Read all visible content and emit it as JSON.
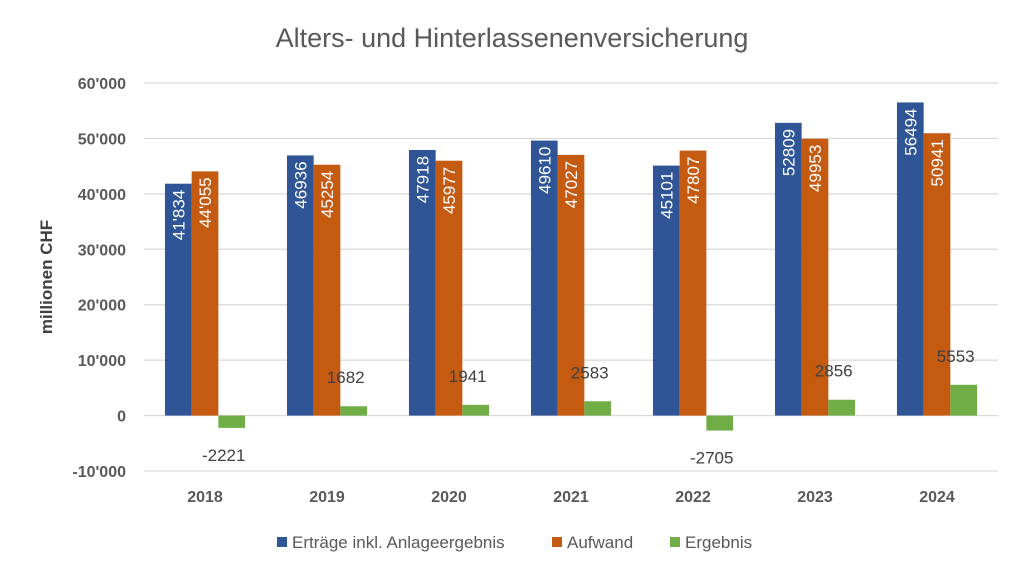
{
  "chart_data": {
    "type": "bar",
    "title": "Alters- und Hinterlassenenversicherung",
    "xlabel": "",
    "ylabel": "millionen CHF",
    "ylim": [
      -10000,
      60000
    ],
    "yticks": [
      -10000,
      0,
      10000,
      20000,
      30000,
      40000,
      50000,
      60000
    ],
    "ytick_labels": [
      "-10'000",
      "0",
      "10'000",
      "20'000",
      "30'000",
      "40'000",
      "50'000",
      "60'000"
    ],
    "grid": true,
    "legend_position": "bottom",
    "categories": [
      "2018",
      "2019",
      "2020",
      "2021",
      "2022",
      "2023",
      "2024"
    ],
    "series": [
      {
        "name": "Erträge inkl. Anlageergebnis",
        "color": "#2F5597",
        "values": [
          41834,
          46936,
          47918,
          49610,
          45101,
          52809,
          56494
        ],
        "labels": [
          "41'834",
          "46936",
          "47918",
          "49610",
          "45101",
          "52809",
          "56494"
        ]
      },
      {
        "name": "Aufwand",
        "color": "#C55A11",
        "values": [
          44055,
          45254,
          45977,
          47027,
          47807,
          49953,
          50941
        ],
        "labels": [
          "44'055",
          "45254",
          "45977",
          "47027",
          "47807",
          "49953",
          "50941"
        ]
      },
      {
        "name": "Ergebnis",
        "color": "#70AD47",
        "values": [
          -2221,
          1682,
          1941,
          2583,
          -2705,
          2856,
          5553
        ],
        "labels": [
          "-2221",
          "1682",
          "1941",
          "2583",
          "-2705",
          "2856",
          "5553"
        ]
      }
    ]
  }
}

:::

• **EXERCISE GOAL**: Copy out all lines where the word "color" appears.

• **PROBLEM SOLUTION**:
        "color": "#2F5597",
        "color": "#C55A11",
        "color": "#70AD47",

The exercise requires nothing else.